═══ Source records ═══
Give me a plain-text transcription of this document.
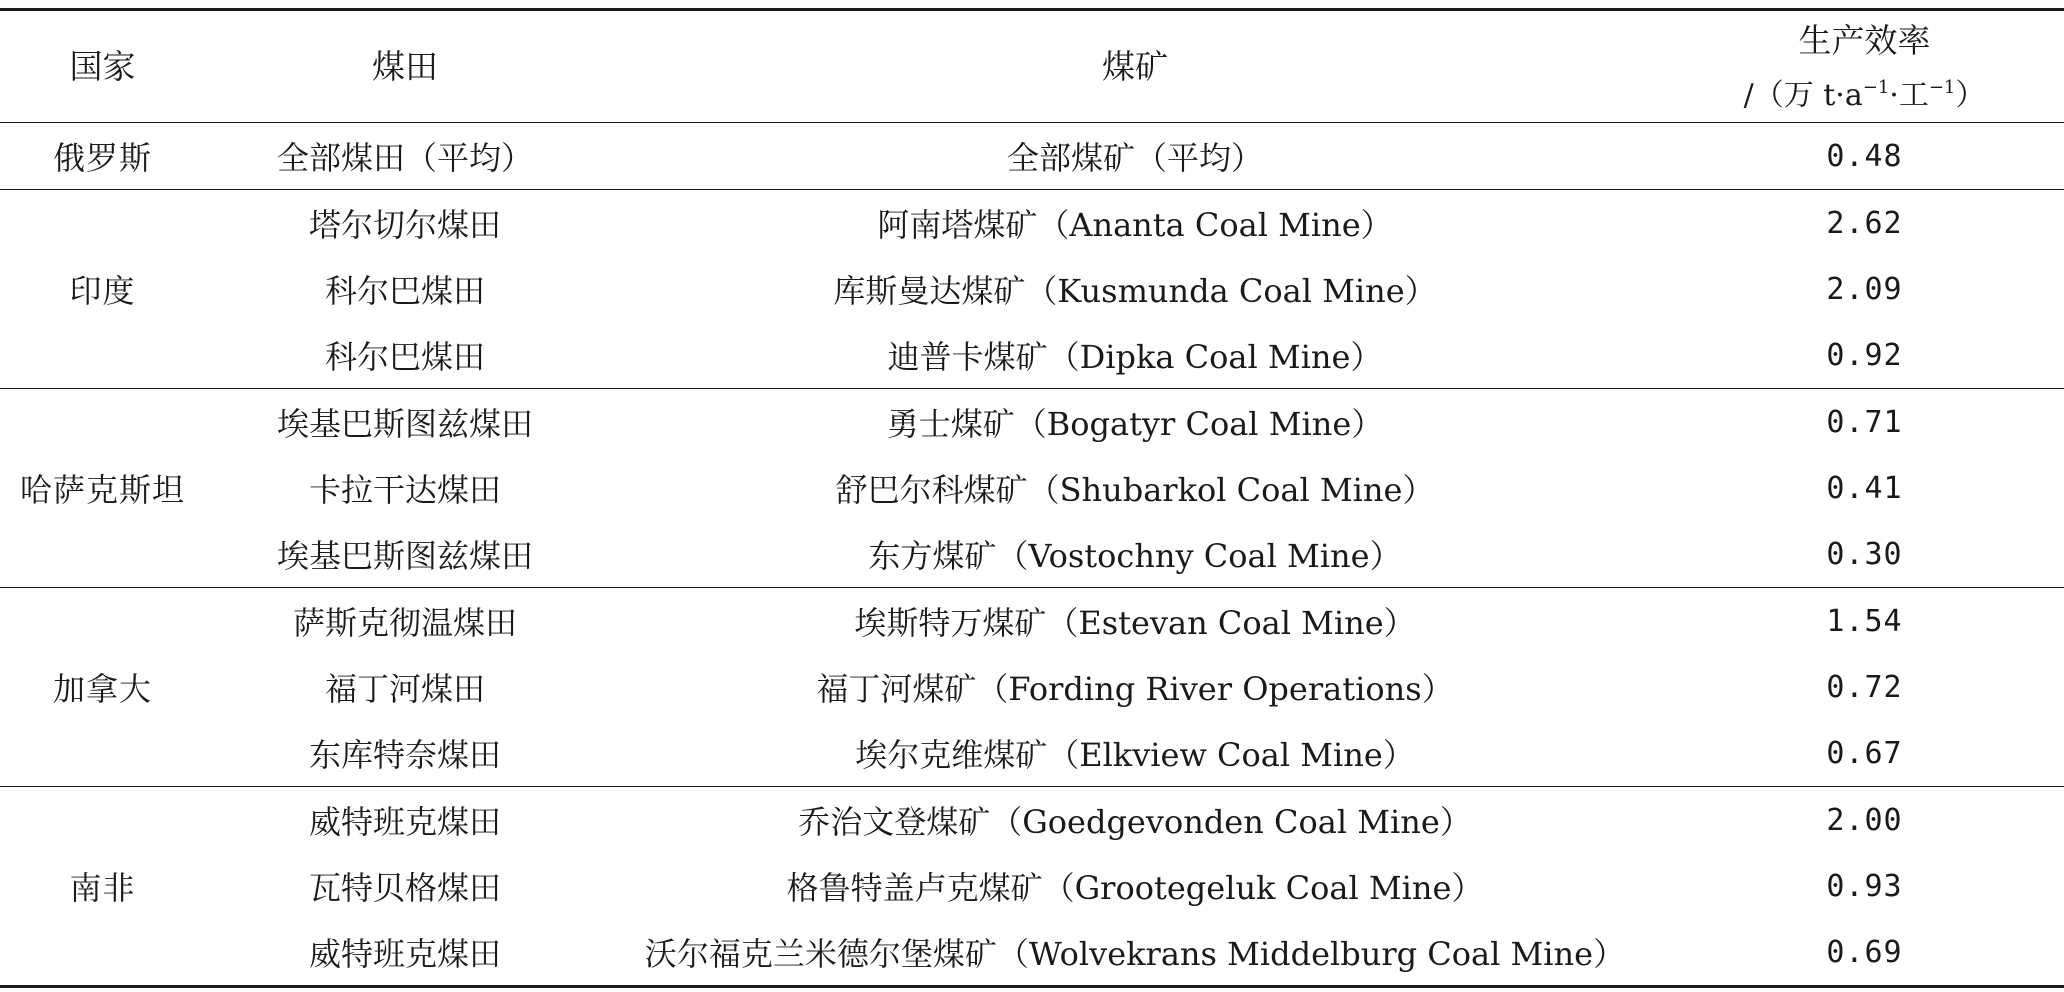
国家	煤田	煤矿	生产效率
/（万 $t\cdot a^{-1}\cdot$工$^{-1}$）

俄罗斯	全部煤田（平均）	全部煤矿（平均）	0.48
印度	塔尔切尔煤田	阿南塔煤矿（Ananta Coal Mine）	2.62
	科尔巴煤田	库斯曼达煤矿（Kusmunda Coal Mine）	2.09
	科尔巴煤田	迪普卡煤矿（Dipka Coal Mine）	0.92
哈萨克斯坦	埃基巴斯图兹煤田	勇士煤矿（Bogatyr Coal Mine）	0.71
	卡拉干达煤田	舒巴尔科煤矿（Shubarkol Coal Mine）	0.41
	埃基巴斯图兹煤田	东方煤矿（Vostochny Coal Mine）	0.30
加拿大	萨斯克彻温煤田	埃斯特万煤矿（Estevan Coal Mine）	1.54
	福丁河煤田	福丁河煤矿（Fording River Operations）	0.72
	东库特奈煤田	埃尔克维煤矿（Elkview Coal Mine）	0.67
南非	威特班克煤田	乔治文登煤矿（Goedgevonden Coal Mine）	2.00
	瓦特贝格煤田	格鲁特盖卢克煤矿（Grootegeluk Coal Mine）	0.93
	威特班克煤田	沃尔福克兰米德尔堡煤矿（Wolvekrans Middelburg Coal Mine）	0.69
═══
→ **Do this**:
Collect the lines of the data that carry the word "威特班克煤田".

→ **Result for this exercise**:
南非	威特班克煤田	乔治文登煤矿（Goedgevonden Coal Mine）	2.00
	威特班克煤田	沃尔福克兰米德尔堡煤矿（Wolvekrans Middelburg Coal Mine）	0.69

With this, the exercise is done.